Switch each "daily-low-point" in the rows below to "daily-minimum-point" and write all the rows out again, changing nothing else.

-------- Records for this task

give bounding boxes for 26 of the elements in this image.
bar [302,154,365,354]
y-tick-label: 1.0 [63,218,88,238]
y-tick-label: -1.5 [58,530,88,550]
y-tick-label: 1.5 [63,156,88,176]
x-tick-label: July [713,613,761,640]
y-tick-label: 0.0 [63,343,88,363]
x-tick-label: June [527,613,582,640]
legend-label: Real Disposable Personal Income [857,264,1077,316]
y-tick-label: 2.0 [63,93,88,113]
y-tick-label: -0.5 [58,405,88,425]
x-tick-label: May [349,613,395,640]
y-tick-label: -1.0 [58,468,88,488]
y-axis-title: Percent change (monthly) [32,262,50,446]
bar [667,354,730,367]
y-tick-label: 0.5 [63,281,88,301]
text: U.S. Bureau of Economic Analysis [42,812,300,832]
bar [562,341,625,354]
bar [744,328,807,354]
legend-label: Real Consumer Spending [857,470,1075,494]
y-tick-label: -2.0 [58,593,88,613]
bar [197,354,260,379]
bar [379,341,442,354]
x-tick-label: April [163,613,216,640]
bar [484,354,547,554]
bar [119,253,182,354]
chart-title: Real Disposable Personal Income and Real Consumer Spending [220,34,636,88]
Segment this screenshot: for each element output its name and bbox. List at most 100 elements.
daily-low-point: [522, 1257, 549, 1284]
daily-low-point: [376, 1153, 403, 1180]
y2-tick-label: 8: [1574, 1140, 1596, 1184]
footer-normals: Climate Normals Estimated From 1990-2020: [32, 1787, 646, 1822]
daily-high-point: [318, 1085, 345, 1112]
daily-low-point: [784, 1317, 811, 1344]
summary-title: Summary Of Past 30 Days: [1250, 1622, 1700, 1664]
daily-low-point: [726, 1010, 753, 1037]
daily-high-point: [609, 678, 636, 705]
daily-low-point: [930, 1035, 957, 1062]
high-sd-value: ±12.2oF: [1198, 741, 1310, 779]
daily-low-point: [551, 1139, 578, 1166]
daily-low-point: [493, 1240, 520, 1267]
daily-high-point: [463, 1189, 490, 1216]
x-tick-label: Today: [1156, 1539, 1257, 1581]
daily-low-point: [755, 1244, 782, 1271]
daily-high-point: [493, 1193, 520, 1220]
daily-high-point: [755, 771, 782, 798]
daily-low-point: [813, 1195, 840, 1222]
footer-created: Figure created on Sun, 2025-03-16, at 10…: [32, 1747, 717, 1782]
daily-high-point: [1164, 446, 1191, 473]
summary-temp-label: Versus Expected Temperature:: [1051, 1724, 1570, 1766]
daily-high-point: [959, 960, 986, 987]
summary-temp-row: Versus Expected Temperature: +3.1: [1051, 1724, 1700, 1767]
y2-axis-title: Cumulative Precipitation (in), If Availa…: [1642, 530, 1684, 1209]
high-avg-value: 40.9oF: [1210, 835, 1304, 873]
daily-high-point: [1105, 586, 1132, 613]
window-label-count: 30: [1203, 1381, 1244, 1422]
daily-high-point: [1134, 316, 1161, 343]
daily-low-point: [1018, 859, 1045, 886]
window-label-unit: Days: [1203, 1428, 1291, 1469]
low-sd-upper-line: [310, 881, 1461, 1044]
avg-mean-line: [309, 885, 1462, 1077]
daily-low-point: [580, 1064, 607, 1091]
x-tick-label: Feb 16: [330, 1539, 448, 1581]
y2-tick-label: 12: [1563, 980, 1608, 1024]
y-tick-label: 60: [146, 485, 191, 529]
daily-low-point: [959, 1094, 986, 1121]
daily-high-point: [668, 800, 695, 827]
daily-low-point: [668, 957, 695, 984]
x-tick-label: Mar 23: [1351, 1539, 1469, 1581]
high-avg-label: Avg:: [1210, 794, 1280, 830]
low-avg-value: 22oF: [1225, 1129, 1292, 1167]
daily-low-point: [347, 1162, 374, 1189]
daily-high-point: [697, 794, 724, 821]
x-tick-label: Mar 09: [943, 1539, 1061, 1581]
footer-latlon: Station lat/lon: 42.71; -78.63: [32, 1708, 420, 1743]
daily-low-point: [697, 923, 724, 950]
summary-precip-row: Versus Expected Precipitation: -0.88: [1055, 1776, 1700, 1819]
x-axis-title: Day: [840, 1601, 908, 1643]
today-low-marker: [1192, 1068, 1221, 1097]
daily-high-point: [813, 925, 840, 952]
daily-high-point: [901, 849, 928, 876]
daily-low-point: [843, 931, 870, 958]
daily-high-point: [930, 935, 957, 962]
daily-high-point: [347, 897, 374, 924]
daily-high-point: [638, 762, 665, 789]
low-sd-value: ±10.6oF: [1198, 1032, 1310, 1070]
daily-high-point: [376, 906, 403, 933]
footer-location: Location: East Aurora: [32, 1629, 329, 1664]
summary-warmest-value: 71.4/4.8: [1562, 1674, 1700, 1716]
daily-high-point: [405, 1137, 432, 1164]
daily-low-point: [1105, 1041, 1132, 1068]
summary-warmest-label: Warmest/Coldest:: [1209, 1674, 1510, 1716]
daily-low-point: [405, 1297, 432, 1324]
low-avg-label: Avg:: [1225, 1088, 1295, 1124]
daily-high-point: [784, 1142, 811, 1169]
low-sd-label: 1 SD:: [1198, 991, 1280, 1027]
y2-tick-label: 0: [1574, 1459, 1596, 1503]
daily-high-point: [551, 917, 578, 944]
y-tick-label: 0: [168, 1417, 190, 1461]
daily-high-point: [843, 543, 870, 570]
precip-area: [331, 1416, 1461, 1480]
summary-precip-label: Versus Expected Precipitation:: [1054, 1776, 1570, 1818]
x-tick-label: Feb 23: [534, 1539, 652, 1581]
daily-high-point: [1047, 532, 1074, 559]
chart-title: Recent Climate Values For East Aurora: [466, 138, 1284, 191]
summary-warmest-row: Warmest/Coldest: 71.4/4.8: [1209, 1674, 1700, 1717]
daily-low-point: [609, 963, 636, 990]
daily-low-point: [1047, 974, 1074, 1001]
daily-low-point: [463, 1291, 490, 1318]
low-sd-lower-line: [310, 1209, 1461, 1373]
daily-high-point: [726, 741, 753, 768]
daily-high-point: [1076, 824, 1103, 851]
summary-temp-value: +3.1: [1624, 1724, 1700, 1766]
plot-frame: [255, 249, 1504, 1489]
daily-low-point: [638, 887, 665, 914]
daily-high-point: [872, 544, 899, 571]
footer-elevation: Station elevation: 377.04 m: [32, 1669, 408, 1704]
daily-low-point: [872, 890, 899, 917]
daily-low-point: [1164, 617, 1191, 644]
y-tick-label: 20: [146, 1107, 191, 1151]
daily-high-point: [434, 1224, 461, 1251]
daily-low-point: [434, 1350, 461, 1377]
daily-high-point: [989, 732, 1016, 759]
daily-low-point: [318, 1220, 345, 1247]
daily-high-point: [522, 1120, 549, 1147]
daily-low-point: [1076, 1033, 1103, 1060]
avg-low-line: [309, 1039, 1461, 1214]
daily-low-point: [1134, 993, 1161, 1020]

----------------

### Solution to the problem
give bounding boxes for 26 of the elements in this image.
bar [302,154,365,354]
y-tick-label: 1.0 [63,218,88,238]
y-tick-label: -1.5 [58,530,88,550]
y-tick-label: 1.5 [63,156,88,176]
x-tick-label: July [713,613,761,640]
y-tick-label: 0.0 [63,343,88,363]
x-tick-label: June [527,613,582,640]
legend-label: Real Disposable Personal Income [857,264,1077,316]
y-tick-label: 2.0 [63,93,88,113]
y-tick-label: -0.5 [58,405,88,425]
x-tick-label: May [349,613,395,640]
y-tick-label: -1.0 [58,468,88,488]
y-axis-title: Percent change (monthly) [32,262,50,446]
bar [667,354,730,367]
y-tick-label: 0.5 [63,281,88,301]
text: U.S. Bureau of Economic Analysis [42,812,300,832]
bar [562,341,625,354]
bar [744,328,807,354]
legend-label: Real Consumer Spending [857,470,1075,494]
y-tick-label: -2.0 [58,593,88,613]
bar [197,354,260,379]
bar [379,341,442,354]
x-tick-label: April [163,613,216,640]
bar [484,354,547,554]
bar [119,253,182,354]
chart-title: Real Disposable Personal Income and Real Consumer Spending [220,34,636,88]
Segment this screenshot: for each element output its name and bbox. List at most 100 elements.
daily-minimum-point: [522, 1257, 549, 1284]
daily-minimum-point: [376, 1153, 403, 1180]
y2-tick-label: 8: [1574, 1140, 1596, 1184]
footer-normals: Climate Normals Estimated From 1990-2020: [32, 1787, 646, 1822]
daily-high-point: [318, 1085, 345, 1112]
daily-minimum-point: [784, 1317, 811, 1344]
summary-title: Summary Of Past 30 Days: [1250, 1622, 1700, 1664]
daily-minimum-point: [726, 1010, 753, 1037]
daily-high-point: [609, 678, 636, 705]
daily-minimum-point: [930, 1035, 957, 1062]
high-sd-value: ±12.2oF: [1198, 741, 1310, 779]
daily-minimum-point: [551, 1139, 578, 1166]
daily-minimum-point: [493, 1240, 520, 1267]
daily-high-point: [463, 1189, 490, 1216]
x-tick-label: Today: [1156, 1539, 1257, 1581]
daily-minimum-point: [755, 1244, 782, 1271]
daily-high-point: [493, 1193, 520, 1220]
daily-high-point: [755, 771, 782, 798]
daily-minimum-point: [813, 1195, 840, 1222]
footer-created: Figure created on Sun, 2025-03-16, at 10…: [32, 1747, 717, 1782]
daily-high-point: [1164, 446, 1191, 473]
summary-temp-label: Versus Expected Temperature:: [1051, 1724, 1570, 1766]
daily-high-point: [959, 960, 986, 987]
summary-temp-row: Versus Expected Temperature: +3.1: [1051, 1724, 1700, 1767]
y2-axis-title: Cumulative Precipitation (in), If Availa…: [1642, 530, 1684, 1209]
high-avg-value: 40.9oF: [1210, 835, 1304, 873]
daily-high-point: [1105, 586, 1132, 613]
window-label-count: 30: [1203, 1381, 1244, 1422]
daily-high-point: [1134, 316, 1161, 343]
daily-minimum-point: [1018, 859, 1045, 886]
window-label-unit: Days: [1203, 1428, 1291, 1469]
low-sd-upper-line: [310, 881, 1461, 1044]
avg-mean-line: [309, 885, 1462, 1077]
daily-minimum-point: [580, 1064, 607, 1091]
x-tick-label: Feb 16: [330, 1539, 448, 1581]
y2-tick-label: 12: [1563, 980, 1608, 1024]
y-tick-label: 60: [146, 485, 191, 529]
daily-minimum-point: [959, 1094, 986, 1121]
daily-high-point: [668, 800, 695, 827]
daily-minimum-point: [668, 957, 695, 984]
x-tick-label: Mar 23: [1351, 1539, 1469, 1581]
high-avg-label: Avg:: [1210, 794, 1280, 830]
low-avg-value: 22oF: [1225, 1129, 1292, 1167]
daily-minimum-point: [347, 1162, 374, 1189]
daily-high-point: [697, 794, 724, 821]
x-tick-label: Mar 09: [943, 1539, 1061, 1581]
footer-latlon: Station lat/lon: 42.71; -78.63: [32, 1708, 420, 1743]
daily-minimum-point: [697, 923, 724, 950]
summary-precip-row: Versus Expected Precipitation: -0.88: [1055, 1776, 1700, 1819]
x-axis-title: Day: [840, 1601, 908, 1643]
today-low-marker: [1192, 1068, 1221, 1097]
daily-high-point: [813, 925, 840, 952]
daily-high-point: [901, 849, 928, 876]
daily-minimum-point: [843, 931, 870, 958]
daily-high-point: [930, 935, 957, 962]
daily-high-point: [347, 897, 374, 924]
daily-high-point: [638, 762, 665, 789]
low-sd-value: ±10.6oF: [1198, 1032, 1310, 1070]
daily-high-point: [376, 906, 403, 933]
footer-location: Location: East Aurora: [32, 1629, 329, 1664]
summary-warmest-value: 71.4/4.8: [1562, 1674, 1700, 1716]
daily-high-point: [405, 1137, 432, 1164]
daily-minimum-point: [1105, 1041, 1132, 1068]
summary-warmest-label: Warmest/Coldest:: [1209, 1674, 1510, 1716]
daily-minimum-point: [405, 1297, 432, 1324]
low-avg-label: Avg:: [1225, 1088, 1295, 1124]
daily-high-point: [784, 1142, 811, 1169]
low-sd-label: 1 SD:: [1198, 991, 1280, 1027]
y2-tick-label: 0: [1574, 1459, 1596, 1503]
daily-high-point: [551, 917, 578, 944]
y-tick-label: 0: [168, 1417, 190, 1461]
daily-high-point: [843, 543, 870, 570]
precip-area: [331, 1416, 1461, 1480]
summary-precip-label: Versus Expected Precipitation:: [1054, 1776, 1570, 1818]
x-tick-label: Feb 23: [534, 1539, 652, 1581]
daily-high-point: [1047, 532, 1074, 559]
chart-title: Recent Climate Values For East Aurora: [466, 138, 1284, 191]
summary-warmest-row: Warmest/Coldest: 71.4/4.8: [1209, 1674, 1700, 1717]
daily-minimum-point: [609, 963, 636, 990]
daily-minimum-point: [1047, 974, 1074, 1001]
daily-minimum-point: [463, 1291, 490, 1318]
low-sd-lower-line: [310, 1209, 1461, 1373]
daily-high-point: [726, 741, 753, 768]
daily-high-point: [1076, 824, 1103, 851]
summary-temp-value: +3.1: [1624, 1724, 1700, 1766]
plot-frame: [255, 249, 1504, 1489]
daily-minimum-point: [638, 887, 665, 914]
daily-high-point: [872, 544, 899, 571]
footer-elevation: Station elevation: 377.04 m: [32, 1669, 408, 1704]
daily-minimum-point: [872, 890, 899, 917]
daily-minimum-point: [1164, 617, 1191, 644]
y-tick-label: 20: [146, 1107, 191, 1151]
daily-high-point: [434, 1224, 461, 1251]
daily-minimum-point: [434, 1350, 461, 1377]
daily-high-point: [989, 732, 1016, 759]
daily-minimum-point: [318, 1220, 345, 1247]
daily-high-point: [522, 1120, 549, 1147]
daily-minimum-point: [1076, 1033, 1103, 1060]
avg-low-line: [309, 1039, 1461, 1214]
daily-minimum-point: [1134, 993, 1161, 1020]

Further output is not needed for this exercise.